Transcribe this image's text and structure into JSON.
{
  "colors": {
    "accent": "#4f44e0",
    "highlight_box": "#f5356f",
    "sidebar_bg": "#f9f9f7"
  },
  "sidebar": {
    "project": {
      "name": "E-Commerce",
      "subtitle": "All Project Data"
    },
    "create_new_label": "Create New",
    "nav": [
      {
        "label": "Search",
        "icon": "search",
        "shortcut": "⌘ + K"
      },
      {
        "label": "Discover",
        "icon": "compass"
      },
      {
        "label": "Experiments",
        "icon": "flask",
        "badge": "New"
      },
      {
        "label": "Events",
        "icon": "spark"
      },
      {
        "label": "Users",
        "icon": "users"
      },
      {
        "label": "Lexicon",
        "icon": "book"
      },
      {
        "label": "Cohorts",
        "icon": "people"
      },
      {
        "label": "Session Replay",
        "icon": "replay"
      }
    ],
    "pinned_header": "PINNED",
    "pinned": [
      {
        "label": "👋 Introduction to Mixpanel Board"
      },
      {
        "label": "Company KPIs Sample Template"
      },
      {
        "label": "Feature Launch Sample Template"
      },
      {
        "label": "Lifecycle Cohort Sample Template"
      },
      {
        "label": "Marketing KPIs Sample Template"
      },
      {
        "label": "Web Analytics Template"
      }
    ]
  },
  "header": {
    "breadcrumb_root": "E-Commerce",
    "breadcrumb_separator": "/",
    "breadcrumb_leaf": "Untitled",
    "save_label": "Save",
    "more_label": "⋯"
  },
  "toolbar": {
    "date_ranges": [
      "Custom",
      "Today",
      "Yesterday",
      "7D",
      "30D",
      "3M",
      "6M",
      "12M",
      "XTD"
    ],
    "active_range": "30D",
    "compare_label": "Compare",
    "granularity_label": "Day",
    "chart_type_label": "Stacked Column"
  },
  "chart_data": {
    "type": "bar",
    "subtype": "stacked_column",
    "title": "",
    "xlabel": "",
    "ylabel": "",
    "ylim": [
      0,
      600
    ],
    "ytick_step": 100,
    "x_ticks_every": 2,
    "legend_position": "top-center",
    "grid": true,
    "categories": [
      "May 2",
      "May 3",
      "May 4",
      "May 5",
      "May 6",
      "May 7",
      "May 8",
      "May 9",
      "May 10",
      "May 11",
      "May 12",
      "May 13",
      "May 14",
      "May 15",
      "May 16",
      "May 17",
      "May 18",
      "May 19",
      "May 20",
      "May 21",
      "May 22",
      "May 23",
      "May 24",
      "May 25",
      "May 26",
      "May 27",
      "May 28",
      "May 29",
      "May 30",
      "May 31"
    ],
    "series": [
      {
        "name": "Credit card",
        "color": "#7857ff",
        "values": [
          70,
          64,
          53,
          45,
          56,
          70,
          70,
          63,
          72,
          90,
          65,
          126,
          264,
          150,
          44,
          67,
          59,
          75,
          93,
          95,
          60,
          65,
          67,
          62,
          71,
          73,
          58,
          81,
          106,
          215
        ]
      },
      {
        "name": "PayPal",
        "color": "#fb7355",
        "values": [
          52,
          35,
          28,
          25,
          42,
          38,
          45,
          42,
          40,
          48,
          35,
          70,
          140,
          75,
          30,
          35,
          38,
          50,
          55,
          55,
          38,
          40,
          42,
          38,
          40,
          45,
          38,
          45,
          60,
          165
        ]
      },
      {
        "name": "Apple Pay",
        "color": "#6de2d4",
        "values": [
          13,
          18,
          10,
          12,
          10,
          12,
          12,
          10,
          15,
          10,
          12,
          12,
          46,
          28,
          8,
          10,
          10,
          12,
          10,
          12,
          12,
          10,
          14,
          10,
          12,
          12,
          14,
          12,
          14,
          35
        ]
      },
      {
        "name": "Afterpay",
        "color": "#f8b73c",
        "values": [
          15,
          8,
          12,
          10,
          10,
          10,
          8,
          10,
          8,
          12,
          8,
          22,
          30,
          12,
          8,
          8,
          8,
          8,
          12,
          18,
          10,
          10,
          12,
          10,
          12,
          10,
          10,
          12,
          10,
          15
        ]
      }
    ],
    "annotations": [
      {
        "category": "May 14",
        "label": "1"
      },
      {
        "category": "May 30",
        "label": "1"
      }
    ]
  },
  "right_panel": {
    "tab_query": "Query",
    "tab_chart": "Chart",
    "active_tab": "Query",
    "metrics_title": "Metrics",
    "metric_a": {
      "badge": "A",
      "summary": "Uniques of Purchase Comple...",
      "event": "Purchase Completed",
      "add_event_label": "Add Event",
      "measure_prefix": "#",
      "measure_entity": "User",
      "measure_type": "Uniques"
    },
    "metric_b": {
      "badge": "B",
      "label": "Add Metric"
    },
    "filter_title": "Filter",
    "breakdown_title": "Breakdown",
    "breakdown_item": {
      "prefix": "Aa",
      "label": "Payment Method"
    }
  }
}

WHAT IS NEEDED:
Type out the entries again, word for word.

WRITTEN SOLUTION:
Transcribe this image's text and structure into JSON.
{
  "colors": {
    "accent": "#4f44e0",
    "highlight_box": "#f5356f",
    "sidebar_bg": "#f9f9f7"
  },
  "sidebar": {
    "project": {
      "name": "E-Commerce",
      "subtitle": "All Project Data"
    },
    "create_new_label": "Create New",
    "nav": [
      {
        "label": "Search",
        "icon": "search",
        "shortcut": "⌘ + K"
      },
      {
        "label": "Discover",
        "icon": "compass"
      },
      {
        "label": "Experiments",
        "icon": "flask",
        "badge": "New"
      },
      {
        "label": "Events",
        "icon": "spark"
      },
      {
        "label": "Users",
        "icon": "users"
      },
      {
        "label": "Lexicon",
        "icon": "book"
      },
      {
        "label": "Cohorts",
        "icon": "people"
      },
      {
        "label": "Session Replay",
        "icon": "replay"
      }
    ],
    "pinned_header": "PINNED",
    "pinned": [
      {
        "label": "👋 Introduction to Mixpanel Board"
      },
      {
        "label": "Company KPIs Sample Template"
      },
      {
        "label": "Feature Launch Sample Template"
      },
      {
        "label": "Lifecycle Cohort Sample Template"
      },
      {
        "label": "Marketing KPIs Sample Template"
      },
      {
        "label": "Web Analytics Template"
      }
    ]
  },
  "header": {
    "breadcrumb_root": "E-Commerce",
    "breadcrumb_separator": "/",
    "breadcrumb_leaf": "Untitled",
    "save_label": "Save",
    "more_label": "⋯"
  },
  "toolbar": {
    "date_ranges": [
      "Custom",
      "Today",
      "Yesterday",
      "7D",
      "30D",
      "3M",
      "6M",
      "12M",
      "XTD"
    ],
    "active_range": "30D",
    "compare_label": "Compare",
    "granularity_label": "Day",
    "chart_type_label": "Stacked Column"
  },
  "chart_data": {
    "type": "bar",
    "subtype": "stacked_column",
    "title": "",
    "xlabel": "",
    "ylabel": "",
    "ylim": [
      0,
      600
    ],
    "ytick_step": 100,
    "x_ticks_every": 2,
    "legend_position": "top-center",
    "grid": true,
    "categories": [
      "May 2",
      "May 3",
      "May 4",
      "May 5",
      "May 6",
      "May 7",
      "May 8",
      "May 9",
      "May 10",
      "May 11",
      "May 12",
      "May 13",
      "May 14",
      "May 15",
      "May 16",
      "May 17",
      "May 18",
      "May 19",
      "May 20",
      "May 21",
      "May 22",
      "May 23",
      "May 24",
      "May 25",
      "May 26",
      "May 27",
      "May 28",
      "May 29",
      "May 30",
      "May 31"
    ],
    "series": [
      {
        "name": "Credit card",
        "color": "#7857ff",
        "values": [
          70,
          64,
          53,
          45,
          56,
          70,
          70,
          63,
          72,
          90,
          65,
          126,
          264,
          150,
          44,
          67,
          59,
          75,
          93,
          95,
          60,
          65,
          67,
          62,
          71,
          73,
          58,
          81,
          106,
          215
        ]
      },
      {
        "name": "PayPal",
        "color": "#fb7355",
        "values": [
          52,
          35,
          28,
          25,
          42,
          38,
          45,
          42,
          40,
          48,
          35,
          70,
          140,
          75,
          30,
          35,
          38,
          50,
          55,
          55,
          38,
          40,
          42,
          38,
          40,
          45,
          38,
          45,
          60,
          165
        ]
      },
      {
        "name": "Apple Pay",
        "color": "#6de2d4",
        "values": [
          13,
          18,
          10,
          12,
          10,
          12,
          12,
          10,
          15,
          10,
          12,
          12,
          46,
          28,
          8,
          10,
          10,
          12,
          10,
          12,
          12,
          10,
          14,
          10,
          12,
          12,
          14,
          12,
          14,
          35
        ]
      },
      {
        "name": "Afterpay",
        "color": "#f8b73c",
        "values": [
          15,
          8,
          12,
          10,
          10,
          10,
          8,
          10,
          8,
          12,
          8,
          22,
          30,
          12,
          8,
          8,
          8,
          8,
          12,
          18,
          10,
          10,
          12,
          10,
          12,
          10,
          10,
          12,
          10,
          15
        ]
      }
    ],
    "annotations": [
      {
        "category": "May 14",
        "label": "1"
      },
      {
        "category": "May 30",
        "label": "1"
      }
    ]
  },
  "right_panel": {
    "tab_query": "Query",
    "tab_chart": "Chart",
    "active_tab": "Query",
    "metrics_title": "Metrics",
    "metric_a": {
      "badge": "A",
      "summary": "Uniques of Purchase Comple...",
      "event": "Purchase Completed",
      "add_event_label": "Add Event",
      "measure_prefix": "#",
      "measure_entity": "User",
      "measure_type": "Uniques"
    },
    "metric_b": {
      "badge": "B",
      "label": "Add Metric"
    },
    "filter_title": "Filter",
    "breakdown_title": "Breakdown",
    "breakdown_item": {
      "prefix": "Aa",
      "label": "Payment Method"
    }
  }
}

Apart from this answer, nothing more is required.